## STATED GOAL
Copy every record below, exactly as written.

* begin PROVIDED MATERIAL *

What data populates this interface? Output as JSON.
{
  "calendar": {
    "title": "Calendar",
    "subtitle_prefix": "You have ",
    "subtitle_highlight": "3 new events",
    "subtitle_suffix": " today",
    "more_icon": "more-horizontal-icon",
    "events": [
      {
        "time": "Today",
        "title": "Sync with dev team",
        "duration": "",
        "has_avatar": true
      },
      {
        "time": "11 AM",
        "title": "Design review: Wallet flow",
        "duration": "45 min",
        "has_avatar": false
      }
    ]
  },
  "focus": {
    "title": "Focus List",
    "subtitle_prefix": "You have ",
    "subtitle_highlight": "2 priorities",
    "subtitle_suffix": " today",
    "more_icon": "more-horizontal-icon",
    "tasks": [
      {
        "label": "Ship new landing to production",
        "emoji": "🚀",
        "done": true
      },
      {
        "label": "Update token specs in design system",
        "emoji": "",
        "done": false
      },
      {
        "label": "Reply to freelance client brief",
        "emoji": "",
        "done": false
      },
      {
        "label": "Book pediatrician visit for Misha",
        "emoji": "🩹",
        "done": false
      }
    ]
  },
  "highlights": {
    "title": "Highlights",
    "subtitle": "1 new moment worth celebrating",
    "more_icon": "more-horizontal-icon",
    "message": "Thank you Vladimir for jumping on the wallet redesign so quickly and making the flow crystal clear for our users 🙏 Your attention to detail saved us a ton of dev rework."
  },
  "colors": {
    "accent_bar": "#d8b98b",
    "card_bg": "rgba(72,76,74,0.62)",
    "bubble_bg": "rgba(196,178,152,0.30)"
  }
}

* end PROVIDED MATERIAL *

## TASK ANSWER
What data populates this interface? Output as JSON.
{
  "calendar": {
    "title": "Calendar",
    "subtitle_prefix": "You have ",
    "subtitle_highlight": "3 new events",
    "subtitle_suffix": " today",
    "more_icon": "more-horizontal-icon",
    "events": [
      {
        "time": "Today",
        "title": "Sync with dev team",
        "duration": "",
        "has_avatar": true
      },
      {
        "time": "11 AM",
        "title": "Design review: Wallet flow",
        "duration": "45 min",
        "has_avatar": false
      }
    ]
  },
  "focus": {
    "title": "Focus List",
    "subtitle_prefix": "You have ",
    "subtitle_highlight": "2 priorities",
    "subtitle_suffix": " today",
    "more_icon": "more-horizontal-icon",
    "tasks": [
      {
        "label": "Ship new landing to production",
        "emoji": "🚀",
        "done": true
      },
      {
        "label": "Update token specs in design system",
        "emoji": "",
        "done": false
      },
      {
        "label": "Reply to freelance client brief",
        "emoji": "",
        "done": false
      },
      {
        "label": "Book pediatrician visit for Misha",
        "emoji": "🩹",
        "done": false
      }
    ]
  },
  "highlights": {
    "title": "Highlights",
    "subtitle": "1 new moment worth celebrating",
    "more_icon": "more-horizontal-icon",
    "message": "Thank you Vladimir for jumping on the wallet redesign so quickly and making the flow crystal clear for our users 🙏 Your attention to detail saved us a ton of dev rework."
  },
  "colors": {
    "accent_bar": "#d8b98b",
    "card_bg": "rgba(72,76,74,0.62)",
    "bubble_bg": "rgba(196,178,152,0.30)"
  }
}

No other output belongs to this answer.